What the task asks: Copy out the lines that have "this" in them.

Records for the task:
● ● ●

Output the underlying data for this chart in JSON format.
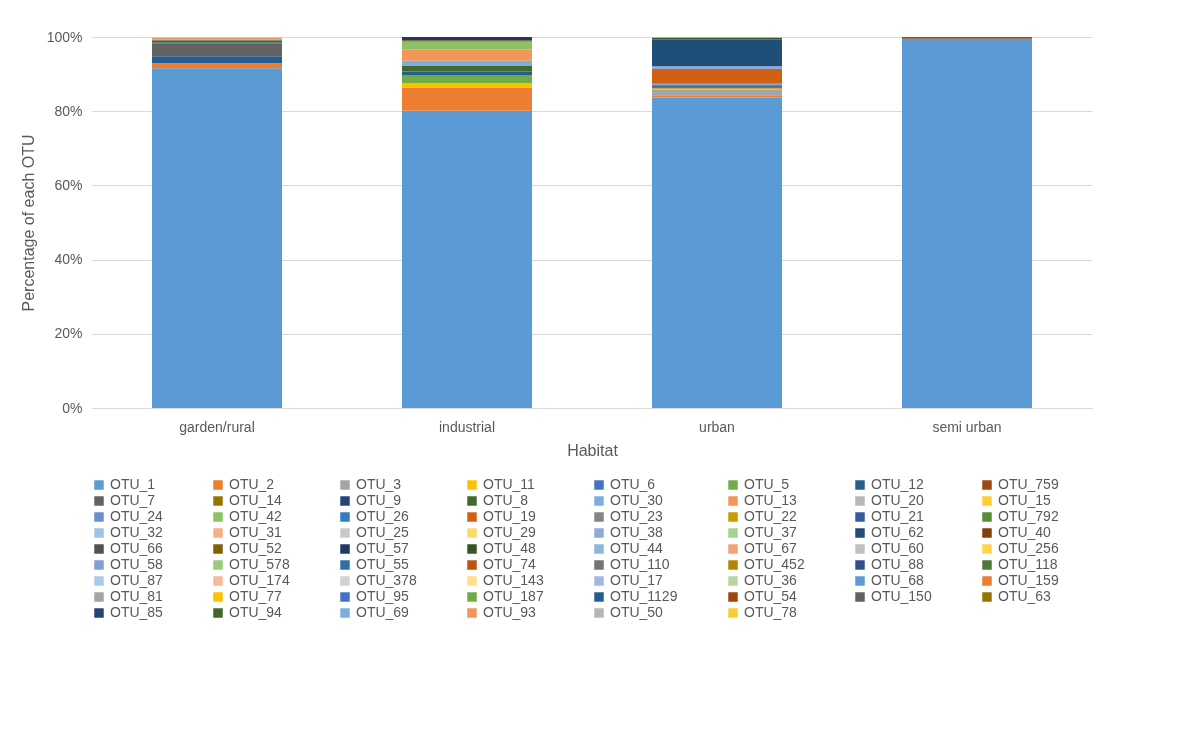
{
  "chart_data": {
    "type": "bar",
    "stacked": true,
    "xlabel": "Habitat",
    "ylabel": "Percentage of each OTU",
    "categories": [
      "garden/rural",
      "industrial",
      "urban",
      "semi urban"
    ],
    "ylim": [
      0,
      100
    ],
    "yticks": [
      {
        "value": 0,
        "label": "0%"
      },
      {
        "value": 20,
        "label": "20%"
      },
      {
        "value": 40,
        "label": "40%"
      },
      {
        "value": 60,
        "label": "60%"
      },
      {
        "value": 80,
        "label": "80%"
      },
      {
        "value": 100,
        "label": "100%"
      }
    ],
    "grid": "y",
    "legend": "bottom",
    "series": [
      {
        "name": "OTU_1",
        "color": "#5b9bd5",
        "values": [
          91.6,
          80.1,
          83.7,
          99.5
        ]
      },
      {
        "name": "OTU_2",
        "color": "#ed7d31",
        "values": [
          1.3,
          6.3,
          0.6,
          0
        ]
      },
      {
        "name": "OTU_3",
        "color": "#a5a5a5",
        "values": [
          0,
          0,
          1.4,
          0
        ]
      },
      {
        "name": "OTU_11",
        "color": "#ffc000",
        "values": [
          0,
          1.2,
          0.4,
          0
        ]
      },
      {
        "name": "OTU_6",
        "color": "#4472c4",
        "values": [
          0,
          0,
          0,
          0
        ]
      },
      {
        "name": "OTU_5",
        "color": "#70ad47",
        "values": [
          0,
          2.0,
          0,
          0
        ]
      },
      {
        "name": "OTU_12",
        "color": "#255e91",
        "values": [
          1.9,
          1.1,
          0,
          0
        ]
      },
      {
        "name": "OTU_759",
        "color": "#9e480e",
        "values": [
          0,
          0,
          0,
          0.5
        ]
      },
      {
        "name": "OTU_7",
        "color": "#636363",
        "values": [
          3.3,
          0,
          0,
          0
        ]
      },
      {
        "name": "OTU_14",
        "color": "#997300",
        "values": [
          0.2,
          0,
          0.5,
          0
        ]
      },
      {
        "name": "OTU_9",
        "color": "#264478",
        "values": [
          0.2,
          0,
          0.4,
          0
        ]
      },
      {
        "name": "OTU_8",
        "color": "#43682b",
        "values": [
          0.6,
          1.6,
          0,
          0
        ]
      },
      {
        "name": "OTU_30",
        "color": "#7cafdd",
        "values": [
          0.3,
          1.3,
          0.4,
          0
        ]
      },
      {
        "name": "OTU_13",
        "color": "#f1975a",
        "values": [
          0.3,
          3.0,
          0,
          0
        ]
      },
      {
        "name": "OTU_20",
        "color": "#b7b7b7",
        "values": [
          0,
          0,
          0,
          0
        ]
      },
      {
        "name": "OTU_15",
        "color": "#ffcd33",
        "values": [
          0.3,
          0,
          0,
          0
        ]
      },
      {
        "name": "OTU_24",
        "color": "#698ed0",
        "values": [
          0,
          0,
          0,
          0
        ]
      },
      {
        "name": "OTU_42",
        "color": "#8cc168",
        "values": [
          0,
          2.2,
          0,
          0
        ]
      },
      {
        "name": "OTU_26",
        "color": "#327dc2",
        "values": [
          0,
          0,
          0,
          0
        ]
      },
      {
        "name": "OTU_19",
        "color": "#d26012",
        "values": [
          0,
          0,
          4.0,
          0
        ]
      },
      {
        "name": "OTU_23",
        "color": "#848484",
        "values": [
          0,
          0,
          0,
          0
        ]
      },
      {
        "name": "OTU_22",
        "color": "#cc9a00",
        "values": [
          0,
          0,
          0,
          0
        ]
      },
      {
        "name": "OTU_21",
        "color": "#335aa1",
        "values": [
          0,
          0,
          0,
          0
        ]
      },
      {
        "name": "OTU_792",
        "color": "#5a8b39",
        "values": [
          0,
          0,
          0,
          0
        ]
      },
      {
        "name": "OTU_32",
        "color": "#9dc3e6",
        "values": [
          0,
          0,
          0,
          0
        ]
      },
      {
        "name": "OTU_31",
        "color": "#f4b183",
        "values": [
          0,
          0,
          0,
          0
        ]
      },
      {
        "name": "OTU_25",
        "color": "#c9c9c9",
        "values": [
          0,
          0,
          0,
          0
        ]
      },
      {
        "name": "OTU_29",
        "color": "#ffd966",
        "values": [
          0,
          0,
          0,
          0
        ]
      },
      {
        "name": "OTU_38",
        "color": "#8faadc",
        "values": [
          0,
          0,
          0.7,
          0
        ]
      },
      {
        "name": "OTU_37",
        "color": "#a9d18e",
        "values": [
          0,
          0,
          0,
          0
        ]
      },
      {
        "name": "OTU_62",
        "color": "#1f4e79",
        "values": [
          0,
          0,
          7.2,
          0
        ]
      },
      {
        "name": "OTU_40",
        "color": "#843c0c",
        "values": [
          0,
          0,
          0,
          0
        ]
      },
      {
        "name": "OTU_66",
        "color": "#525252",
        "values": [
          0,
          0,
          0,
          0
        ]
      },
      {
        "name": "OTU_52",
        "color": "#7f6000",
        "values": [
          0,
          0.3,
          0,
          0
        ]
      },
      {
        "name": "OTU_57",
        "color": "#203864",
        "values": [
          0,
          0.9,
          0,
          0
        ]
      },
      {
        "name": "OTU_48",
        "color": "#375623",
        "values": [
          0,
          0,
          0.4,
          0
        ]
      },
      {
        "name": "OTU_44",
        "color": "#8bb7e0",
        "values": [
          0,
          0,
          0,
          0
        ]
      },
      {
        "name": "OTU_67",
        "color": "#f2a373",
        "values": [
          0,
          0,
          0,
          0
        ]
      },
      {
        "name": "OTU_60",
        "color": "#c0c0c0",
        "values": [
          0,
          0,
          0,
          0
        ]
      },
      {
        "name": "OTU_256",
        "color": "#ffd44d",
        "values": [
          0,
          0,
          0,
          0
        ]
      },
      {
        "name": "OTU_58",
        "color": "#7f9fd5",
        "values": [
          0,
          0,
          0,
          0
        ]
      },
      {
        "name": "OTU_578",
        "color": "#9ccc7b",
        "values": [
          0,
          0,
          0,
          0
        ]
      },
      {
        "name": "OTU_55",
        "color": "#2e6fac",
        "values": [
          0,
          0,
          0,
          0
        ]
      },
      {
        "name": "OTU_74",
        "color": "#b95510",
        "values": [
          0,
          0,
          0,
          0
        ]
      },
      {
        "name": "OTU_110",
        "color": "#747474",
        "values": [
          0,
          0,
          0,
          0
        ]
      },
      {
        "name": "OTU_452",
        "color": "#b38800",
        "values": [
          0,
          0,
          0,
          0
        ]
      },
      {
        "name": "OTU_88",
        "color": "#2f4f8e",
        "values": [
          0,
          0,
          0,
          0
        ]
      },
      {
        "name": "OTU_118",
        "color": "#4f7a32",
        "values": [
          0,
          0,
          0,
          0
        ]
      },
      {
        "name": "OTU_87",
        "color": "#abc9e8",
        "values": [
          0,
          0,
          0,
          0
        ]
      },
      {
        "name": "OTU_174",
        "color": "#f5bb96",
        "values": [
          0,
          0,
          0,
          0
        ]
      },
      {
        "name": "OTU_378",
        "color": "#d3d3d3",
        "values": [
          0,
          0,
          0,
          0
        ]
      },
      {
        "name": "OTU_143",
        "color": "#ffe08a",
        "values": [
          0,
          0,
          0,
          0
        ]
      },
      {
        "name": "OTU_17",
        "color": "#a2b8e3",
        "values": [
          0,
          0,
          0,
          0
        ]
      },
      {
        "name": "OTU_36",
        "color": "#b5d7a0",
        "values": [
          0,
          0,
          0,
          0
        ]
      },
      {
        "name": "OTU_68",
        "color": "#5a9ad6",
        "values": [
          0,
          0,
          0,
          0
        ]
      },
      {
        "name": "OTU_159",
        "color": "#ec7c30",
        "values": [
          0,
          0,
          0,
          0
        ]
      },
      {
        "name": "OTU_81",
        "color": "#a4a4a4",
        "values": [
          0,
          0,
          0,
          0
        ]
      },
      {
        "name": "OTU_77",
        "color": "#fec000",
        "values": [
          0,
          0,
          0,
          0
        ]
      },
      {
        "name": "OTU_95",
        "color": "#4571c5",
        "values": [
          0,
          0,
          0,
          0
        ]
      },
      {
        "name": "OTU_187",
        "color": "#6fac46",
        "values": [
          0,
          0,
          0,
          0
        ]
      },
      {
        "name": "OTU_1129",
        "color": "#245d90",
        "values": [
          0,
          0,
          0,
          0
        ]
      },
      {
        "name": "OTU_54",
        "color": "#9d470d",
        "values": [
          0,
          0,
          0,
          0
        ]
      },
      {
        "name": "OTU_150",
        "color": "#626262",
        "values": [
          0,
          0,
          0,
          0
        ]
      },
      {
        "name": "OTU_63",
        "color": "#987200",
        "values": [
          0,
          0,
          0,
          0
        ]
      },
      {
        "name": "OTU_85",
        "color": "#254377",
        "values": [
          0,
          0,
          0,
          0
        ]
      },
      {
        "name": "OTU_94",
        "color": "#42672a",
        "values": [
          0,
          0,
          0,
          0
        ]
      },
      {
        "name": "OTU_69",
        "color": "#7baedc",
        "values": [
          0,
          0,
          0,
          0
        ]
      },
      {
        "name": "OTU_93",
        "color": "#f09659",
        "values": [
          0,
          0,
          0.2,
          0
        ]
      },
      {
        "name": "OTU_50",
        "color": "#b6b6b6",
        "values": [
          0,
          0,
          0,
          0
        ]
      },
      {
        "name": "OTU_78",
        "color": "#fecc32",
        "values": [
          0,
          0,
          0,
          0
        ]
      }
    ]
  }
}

● ● ●

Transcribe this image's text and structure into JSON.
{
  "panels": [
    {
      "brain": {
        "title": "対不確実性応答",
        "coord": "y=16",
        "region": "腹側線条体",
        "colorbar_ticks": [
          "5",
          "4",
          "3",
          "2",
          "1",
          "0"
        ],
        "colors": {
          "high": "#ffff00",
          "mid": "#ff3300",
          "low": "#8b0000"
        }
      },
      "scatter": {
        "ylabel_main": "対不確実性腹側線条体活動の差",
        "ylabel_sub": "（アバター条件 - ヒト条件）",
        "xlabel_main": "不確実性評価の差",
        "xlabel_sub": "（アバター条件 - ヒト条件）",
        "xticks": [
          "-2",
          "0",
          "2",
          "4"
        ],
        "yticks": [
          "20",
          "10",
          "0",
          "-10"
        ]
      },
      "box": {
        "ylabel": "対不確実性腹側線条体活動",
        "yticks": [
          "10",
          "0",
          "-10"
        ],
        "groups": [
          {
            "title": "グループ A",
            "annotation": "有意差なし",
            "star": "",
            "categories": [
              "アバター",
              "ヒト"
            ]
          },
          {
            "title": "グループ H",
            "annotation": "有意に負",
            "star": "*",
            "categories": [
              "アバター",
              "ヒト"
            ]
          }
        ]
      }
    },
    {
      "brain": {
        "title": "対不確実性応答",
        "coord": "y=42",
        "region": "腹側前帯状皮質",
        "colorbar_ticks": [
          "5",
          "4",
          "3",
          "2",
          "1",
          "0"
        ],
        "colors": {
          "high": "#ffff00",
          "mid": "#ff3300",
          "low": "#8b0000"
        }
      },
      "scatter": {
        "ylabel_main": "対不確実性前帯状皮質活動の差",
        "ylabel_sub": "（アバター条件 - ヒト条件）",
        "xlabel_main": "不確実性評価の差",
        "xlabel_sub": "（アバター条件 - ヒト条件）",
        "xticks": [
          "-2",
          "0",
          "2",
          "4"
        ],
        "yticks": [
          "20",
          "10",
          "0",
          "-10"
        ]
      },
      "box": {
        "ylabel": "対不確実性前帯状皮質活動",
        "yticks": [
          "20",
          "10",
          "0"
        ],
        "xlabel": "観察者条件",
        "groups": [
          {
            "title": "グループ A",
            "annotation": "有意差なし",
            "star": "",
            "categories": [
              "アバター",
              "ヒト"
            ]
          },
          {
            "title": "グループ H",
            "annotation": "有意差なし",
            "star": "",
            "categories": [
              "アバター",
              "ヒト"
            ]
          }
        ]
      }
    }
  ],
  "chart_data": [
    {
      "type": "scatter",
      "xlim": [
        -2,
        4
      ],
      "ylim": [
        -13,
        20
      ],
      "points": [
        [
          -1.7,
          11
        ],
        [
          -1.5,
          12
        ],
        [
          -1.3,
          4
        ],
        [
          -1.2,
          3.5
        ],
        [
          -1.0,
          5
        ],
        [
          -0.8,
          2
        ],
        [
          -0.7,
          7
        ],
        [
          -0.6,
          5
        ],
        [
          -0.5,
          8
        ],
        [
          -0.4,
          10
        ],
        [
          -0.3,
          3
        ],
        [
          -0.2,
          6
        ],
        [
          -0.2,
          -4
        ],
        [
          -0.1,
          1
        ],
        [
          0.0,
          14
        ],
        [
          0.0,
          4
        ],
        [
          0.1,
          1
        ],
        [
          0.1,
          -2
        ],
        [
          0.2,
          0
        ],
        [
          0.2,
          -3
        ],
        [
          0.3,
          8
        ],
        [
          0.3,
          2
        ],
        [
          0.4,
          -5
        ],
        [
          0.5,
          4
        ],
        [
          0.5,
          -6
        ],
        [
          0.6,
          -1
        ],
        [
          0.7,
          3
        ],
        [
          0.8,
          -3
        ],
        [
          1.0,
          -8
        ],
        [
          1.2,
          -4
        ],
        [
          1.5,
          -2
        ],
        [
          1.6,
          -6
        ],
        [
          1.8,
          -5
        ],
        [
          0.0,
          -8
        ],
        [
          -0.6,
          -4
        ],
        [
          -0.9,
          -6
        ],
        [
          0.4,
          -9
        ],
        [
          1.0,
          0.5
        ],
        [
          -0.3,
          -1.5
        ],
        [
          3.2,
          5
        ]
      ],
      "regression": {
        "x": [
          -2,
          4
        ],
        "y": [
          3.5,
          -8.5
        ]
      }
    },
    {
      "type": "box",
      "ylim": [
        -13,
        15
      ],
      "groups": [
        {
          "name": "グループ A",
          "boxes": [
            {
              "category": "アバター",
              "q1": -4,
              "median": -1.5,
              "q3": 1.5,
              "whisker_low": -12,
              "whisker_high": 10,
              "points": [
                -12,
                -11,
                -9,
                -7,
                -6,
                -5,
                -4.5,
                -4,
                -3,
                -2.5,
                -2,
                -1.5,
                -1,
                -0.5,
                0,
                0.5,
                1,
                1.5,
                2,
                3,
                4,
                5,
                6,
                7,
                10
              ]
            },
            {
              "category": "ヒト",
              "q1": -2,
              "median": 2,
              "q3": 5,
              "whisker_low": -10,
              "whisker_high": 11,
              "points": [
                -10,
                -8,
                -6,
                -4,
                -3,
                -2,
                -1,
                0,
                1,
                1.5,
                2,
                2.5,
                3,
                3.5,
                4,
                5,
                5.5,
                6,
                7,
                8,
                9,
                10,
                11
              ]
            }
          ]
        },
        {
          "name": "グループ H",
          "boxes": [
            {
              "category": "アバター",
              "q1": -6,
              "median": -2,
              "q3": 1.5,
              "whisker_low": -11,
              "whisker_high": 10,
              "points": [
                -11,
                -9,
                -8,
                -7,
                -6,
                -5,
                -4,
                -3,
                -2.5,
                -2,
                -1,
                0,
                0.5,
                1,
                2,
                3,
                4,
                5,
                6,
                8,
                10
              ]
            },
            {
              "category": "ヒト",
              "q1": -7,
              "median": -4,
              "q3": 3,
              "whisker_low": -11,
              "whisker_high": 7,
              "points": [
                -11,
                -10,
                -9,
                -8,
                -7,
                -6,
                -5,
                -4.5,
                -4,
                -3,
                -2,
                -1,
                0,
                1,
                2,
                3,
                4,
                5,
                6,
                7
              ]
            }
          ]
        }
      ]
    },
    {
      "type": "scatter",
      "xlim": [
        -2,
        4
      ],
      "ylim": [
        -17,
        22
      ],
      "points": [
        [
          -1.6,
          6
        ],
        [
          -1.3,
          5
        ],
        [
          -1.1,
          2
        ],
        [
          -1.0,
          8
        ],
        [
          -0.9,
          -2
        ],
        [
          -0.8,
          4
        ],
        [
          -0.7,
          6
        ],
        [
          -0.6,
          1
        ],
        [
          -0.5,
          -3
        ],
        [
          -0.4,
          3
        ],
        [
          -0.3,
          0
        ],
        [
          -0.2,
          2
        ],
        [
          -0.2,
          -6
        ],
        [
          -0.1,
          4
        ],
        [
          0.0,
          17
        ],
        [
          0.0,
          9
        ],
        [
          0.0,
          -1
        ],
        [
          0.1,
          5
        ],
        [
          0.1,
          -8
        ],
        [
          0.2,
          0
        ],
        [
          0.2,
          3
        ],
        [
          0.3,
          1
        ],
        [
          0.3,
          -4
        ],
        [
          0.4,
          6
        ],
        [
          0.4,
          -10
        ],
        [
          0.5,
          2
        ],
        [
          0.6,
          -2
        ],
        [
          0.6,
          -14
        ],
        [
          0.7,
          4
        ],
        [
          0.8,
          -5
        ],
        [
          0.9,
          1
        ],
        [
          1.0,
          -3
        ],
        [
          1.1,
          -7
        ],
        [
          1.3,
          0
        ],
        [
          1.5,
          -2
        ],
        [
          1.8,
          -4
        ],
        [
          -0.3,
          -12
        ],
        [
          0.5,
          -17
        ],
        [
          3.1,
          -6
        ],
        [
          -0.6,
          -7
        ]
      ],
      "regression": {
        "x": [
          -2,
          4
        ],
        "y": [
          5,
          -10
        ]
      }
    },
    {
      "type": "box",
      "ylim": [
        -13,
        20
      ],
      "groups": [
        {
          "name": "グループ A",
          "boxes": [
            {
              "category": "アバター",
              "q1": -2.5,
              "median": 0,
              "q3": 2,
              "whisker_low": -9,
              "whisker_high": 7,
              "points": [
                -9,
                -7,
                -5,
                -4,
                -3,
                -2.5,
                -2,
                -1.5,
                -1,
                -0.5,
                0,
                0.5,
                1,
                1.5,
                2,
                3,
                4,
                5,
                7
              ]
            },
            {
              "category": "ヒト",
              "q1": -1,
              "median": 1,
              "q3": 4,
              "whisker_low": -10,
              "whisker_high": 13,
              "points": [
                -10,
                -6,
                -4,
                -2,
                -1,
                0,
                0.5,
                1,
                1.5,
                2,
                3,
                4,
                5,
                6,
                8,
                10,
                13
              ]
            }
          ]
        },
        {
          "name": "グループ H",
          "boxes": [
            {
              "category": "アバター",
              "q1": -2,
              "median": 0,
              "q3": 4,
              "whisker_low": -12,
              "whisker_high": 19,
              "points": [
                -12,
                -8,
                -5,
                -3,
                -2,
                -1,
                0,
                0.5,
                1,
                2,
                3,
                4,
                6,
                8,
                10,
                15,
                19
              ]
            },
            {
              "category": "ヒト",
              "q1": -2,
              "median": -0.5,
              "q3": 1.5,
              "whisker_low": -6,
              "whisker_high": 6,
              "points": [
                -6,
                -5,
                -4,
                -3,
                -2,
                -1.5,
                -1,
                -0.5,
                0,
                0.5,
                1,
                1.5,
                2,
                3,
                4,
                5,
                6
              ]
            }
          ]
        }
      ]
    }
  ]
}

● ● ●

Solution to the exercise:
Output the underlying data for this chart in JSON format.
Transcribe this image's text and structure into JSON.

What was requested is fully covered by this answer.